>> Start Entries supplied
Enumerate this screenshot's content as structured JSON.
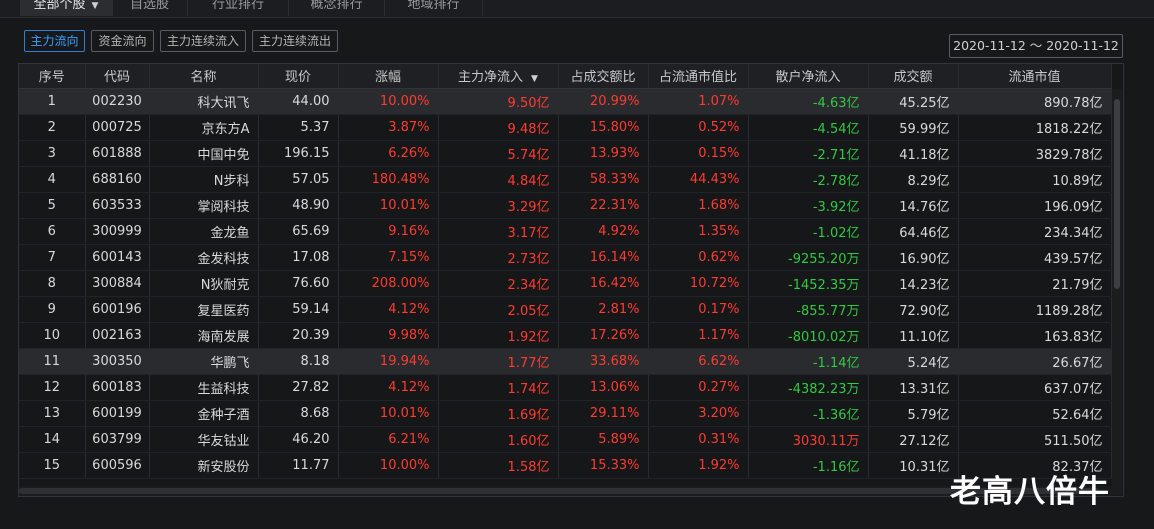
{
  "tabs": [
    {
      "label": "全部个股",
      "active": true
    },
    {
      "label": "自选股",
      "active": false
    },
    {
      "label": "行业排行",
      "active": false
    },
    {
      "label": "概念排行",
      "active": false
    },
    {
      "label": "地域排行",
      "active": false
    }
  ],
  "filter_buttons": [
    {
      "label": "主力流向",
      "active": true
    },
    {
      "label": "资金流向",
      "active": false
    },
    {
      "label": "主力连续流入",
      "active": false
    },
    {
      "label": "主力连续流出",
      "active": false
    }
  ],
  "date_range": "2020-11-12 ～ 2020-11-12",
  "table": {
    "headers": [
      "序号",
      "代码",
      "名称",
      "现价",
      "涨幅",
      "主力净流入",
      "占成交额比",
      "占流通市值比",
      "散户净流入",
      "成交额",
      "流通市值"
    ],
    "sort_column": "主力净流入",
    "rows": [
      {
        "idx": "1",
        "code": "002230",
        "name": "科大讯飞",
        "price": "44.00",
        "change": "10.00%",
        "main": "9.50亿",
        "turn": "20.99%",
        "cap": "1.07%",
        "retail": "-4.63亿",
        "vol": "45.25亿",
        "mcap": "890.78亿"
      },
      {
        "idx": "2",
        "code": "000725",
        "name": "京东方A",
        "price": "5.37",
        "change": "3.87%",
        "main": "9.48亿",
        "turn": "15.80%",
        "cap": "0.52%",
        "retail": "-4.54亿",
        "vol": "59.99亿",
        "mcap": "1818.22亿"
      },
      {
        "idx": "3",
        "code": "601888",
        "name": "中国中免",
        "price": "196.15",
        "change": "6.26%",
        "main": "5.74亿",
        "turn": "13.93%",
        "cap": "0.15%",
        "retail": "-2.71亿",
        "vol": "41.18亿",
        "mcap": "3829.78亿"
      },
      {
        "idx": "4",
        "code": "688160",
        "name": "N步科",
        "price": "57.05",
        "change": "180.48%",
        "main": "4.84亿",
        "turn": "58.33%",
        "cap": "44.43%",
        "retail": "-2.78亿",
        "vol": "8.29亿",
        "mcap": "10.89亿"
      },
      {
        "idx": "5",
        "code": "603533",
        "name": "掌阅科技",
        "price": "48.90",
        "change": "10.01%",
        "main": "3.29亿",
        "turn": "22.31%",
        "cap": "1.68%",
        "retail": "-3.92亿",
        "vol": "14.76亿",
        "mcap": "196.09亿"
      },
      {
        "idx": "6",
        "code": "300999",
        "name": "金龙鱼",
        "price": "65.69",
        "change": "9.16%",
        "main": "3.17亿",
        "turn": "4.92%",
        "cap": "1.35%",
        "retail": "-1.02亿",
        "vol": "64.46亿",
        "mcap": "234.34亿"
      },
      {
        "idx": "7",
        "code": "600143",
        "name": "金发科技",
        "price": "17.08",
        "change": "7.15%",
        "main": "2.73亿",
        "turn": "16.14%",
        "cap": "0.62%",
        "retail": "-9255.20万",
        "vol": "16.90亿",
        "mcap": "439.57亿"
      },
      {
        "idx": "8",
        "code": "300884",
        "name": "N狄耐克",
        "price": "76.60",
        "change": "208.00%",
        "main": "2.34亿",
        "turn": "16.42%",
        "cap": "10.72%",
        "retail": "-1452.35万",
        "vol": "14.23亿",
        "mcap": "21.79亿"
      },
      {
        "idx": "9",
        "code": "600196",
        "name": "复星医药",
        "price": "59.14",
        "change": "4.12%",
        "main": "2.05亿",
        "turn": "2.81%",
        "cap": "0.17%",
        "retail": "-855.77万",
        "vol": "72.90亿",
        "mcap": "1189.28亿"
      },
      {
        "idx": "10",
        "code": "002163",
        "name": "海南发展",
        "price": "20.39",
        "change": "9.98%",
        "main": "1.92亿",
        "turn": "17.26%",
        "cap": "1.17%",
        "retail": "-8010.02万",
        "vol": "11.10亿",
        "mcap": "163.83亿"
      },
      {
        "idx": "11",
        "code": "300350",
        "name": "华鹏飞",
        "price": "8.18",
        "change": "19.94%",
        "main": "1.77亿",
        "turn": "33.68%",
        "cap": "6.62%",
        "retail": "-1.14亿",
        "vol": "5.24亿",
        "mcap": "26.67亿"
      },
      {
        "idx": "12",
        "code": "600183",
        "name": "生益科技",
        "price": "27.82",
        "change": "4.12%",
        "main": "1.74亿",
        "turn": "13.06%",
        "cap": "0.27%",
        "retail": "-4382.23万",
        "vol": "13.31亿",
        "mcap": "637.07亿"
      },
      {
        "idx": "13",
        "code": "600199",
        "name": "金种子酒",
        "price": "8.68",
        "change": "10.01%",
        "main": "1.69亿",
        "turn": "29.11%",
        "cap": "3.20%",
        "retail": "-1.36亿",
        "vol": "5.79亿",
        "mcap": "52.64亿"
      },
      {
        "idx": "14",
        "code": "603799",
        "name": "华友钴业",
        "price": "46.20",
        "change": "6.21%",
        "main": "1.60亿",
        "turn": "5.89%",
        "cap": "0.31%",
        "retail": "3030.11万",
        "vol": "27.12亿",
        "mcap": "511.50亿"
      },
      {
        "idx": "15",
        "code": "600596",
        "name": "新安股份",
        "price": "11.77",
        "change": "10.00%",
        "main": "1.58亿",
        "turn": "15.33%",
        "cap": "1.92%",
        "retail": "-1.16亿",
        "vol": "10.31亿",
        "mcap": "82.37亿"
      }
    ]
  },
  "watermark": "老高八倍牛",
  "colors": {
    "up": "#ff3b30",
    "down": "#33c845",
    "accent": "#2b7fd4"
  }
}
>> End Entries supplied
Set exercise.
Among the records above, find each line holding the string "label" and pull it out.

Answer to this task.
      "label": "全部个股",
      "label": "自选股",
      "label": "行业排行",
      "label": "概念排行",
      "label": "地域排行",
      "label": "主力流向",
      "label": "资金流向",
      "label": "主力连续流入",
      "label": "主力连续流出",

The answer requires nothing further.